WHAT THE TASK REQUIRES
Type every record exactly as it appears.

Records excerpted from a collection
* Start *

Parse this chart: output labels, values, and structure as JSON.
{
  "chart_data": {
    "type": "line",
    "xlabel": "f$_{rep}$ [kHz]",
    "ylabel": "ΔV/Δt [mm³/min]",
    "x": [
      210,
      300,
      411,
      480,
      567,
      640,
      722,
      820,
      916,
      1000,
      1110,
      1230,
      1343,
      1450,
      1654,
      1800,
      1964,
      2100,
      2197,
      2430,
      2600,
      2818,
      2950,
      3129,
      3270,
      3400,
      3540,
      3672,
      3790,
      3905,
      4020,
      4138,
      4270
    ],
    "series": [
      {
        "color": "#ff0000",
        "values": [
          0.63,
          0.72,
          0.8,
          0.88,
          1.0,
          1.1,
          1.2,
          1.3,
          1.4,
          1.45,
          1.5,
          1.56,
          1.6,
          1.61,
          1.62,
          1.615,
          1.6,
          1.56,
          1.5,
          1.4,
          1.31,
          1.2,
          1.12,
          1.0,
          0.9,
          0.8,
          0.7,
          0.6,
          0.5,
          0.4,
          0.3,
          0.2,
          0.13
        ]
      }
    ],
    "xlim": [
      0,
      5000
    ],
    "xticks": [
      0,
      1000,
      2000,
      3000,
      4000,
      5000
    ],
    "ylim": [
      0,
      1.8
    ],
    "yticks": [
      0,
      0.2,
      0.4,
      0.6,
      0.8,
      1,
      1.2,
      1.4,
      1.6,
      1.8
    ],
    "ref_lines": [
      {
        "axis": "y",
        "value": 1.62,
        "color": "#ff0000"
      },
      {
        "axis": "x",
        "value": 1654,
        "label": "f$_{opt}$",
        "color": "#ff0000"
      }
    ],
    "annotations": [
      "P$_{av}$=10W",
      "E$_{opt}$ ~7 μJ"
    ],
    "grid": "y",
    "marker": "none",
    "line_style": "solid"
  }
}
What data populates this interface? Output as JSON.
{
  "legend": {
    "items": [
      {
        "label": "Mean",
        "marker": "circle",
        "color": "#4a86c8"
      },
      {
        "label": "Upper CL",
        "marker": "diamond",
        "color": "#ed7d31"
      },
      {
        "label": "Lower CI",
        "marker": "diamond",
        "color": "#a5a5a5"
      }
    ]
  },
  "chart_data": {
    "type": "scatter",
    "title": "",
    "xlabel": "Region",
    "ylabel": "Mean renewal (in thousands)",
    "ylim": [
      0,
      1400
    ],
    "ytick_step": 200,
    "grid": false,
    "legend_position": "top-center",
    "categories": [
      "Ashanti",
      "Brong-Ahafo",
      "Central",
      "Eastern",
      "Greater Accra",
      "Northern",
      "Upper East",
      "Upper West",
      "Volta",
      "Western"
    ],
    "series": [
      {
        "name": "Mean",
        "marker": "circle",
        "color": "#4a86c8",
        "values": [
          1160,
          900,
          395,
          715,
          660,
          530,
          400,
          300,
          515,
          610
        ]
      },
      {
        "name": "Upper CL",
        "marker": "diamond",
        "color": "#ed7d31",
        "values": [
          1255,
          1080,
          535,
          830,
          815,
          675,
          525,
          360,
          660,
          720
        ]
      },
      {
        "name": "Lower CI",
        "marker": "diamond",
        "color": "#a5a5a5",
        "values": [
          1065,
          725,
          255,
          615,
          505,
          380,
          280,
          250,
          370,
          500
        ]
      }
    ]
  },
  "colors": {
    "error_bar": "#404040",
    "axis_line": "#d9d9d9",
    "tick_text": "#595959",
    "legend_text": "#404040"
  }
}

* End *

CORRECT RESPONSE
Parse this chart: output labels, values, and structure as JSON.
{
  "chart_data": {
    "type": "line",
    "xlabel": "f$_{rep}$ [kHz]",
    "ylabel": "ΔV/Δt [mm³/min]",
    "x": [
      210,
      300,
      411,
      480,
      567,
      640,
      722,
      820,
      916,
      1000,
      1110,
      1230,
      1343,
      1450,
      1654,
      1800,
      1964,
      2100,
      2197,
      2430,
      2600,
      2818,
      2950,
      3129,
      3270,
      3400,
      3540,
      3672,
      3790,
      3905,
      4020,
      4138,
      4270
    ],
    "series": [
      {
        "color": "#ff0000",
        "values": [
          0.63,
          0.72,
          0.8,
          0.88,
          1.0,
          1.1,
          1.2,
          1.3,
          1.4,
          1.45,
          1.5,
          1.56,
          1.6,
          1.61,
          1.62,
          1.615,
          1.6,
          1.56,
          1.5,
          1.4,
          1.31,
          1.2,
          1.12,
          1.0,
          0.9,
          0.8,
          0.7,
          0.6,
          0.5,
          0.4,
          0.3,
          0.2,
          0.13
        ]
      }
    ],
    "xlim": [
      0,
      5000
    ],
    "xticks": [
      0,
      1000,
      2000,
      3000,
      4000,
      5000
    ],
    "ylim": [
      0,
      1.8
    ],
    "yticks": [
      0,
      0.2,
      0.4,
      0.6,
      0.8,
      1,
      1.2,
      1.4,
      1.6,
      1.8
    ],
    "ref_lines": [
      {
        "axis": "y",
        "value": 1.62,
        "color": "#ff0000"
      },
      {
        "axis": "x",
        "value": 1654,
        "label": "f$_{opt}$",
        "color": "#ff0000"
      }
    ],
    "annotations": [
      "P$_{av}$=10W",
      "E$_{opt}$ ~7 μJ"
    ],
    "grid": "y",
    "marker": "none",
    "line_style": "solid"
  }
}
What data populates this interface? Output as JSON.
{
  "legend": {
    "items": [
      {
        "label": "Mean",
        "marker": "circle",
        "color": "#4a86c8"
      },
      {
        "label": "Upper CL",
        "marker": "diamond",
        "color": "#ed7d31"
      },
      {
        "label": "Lower CI",
        "marker": "diamond",
        "color": "#a5a5a5"
      }
    ]
  },
  "chart_data": {
    "type": "scatter",
    "title": "",
    "xlabel": "Region",
    "ylabel": "Mean renewal (in thousands)",
    "ylim": [
      0,
      1400
    ],
    "ytick_step": 200,
    "grid": false,
    "legend_position": "top-center",
    "categories": [
      "Ashanti",
      "Brong-Ahafo",
      "Central",
      "Eastern",
      "Greater Accra",
      "Northern",
      "Upper East",
      "Upper West",
      "Volta",
      "Western"
    ],
    "series": [
      {
        "name": "Mean",
        "marker": "circle",
        "color": "#4a86c8",
        "values": [
          1160,
          900,
          395,
          715,
          660,
          530,
          400,
          300,
          515,
          610
        ]
      },
      {
        "name": "Upper CL",
        "marker": "diamond",
        "color": "#ed7d31",
        "values": [
          1255,
          1080,
          535,
          830,
          815,
          675,
          525,
          360,
          660,
          720
        ]
      },
      {
        "name": "Lower CI",
        "marker": "diamond",
        "color": "#a5a5a5",
        "values": [
          1065,
          725,
          255,
          615,
          505,
          380,
          280,
          250,
          370,
          500
        ]
      }
    ]
  },
  "colors": {
    "error_bar": "#404040",
    "axis_line": "#d9d9d9",
    "tick_text": "#595959",
    "legend_text": "#404040"
  }
}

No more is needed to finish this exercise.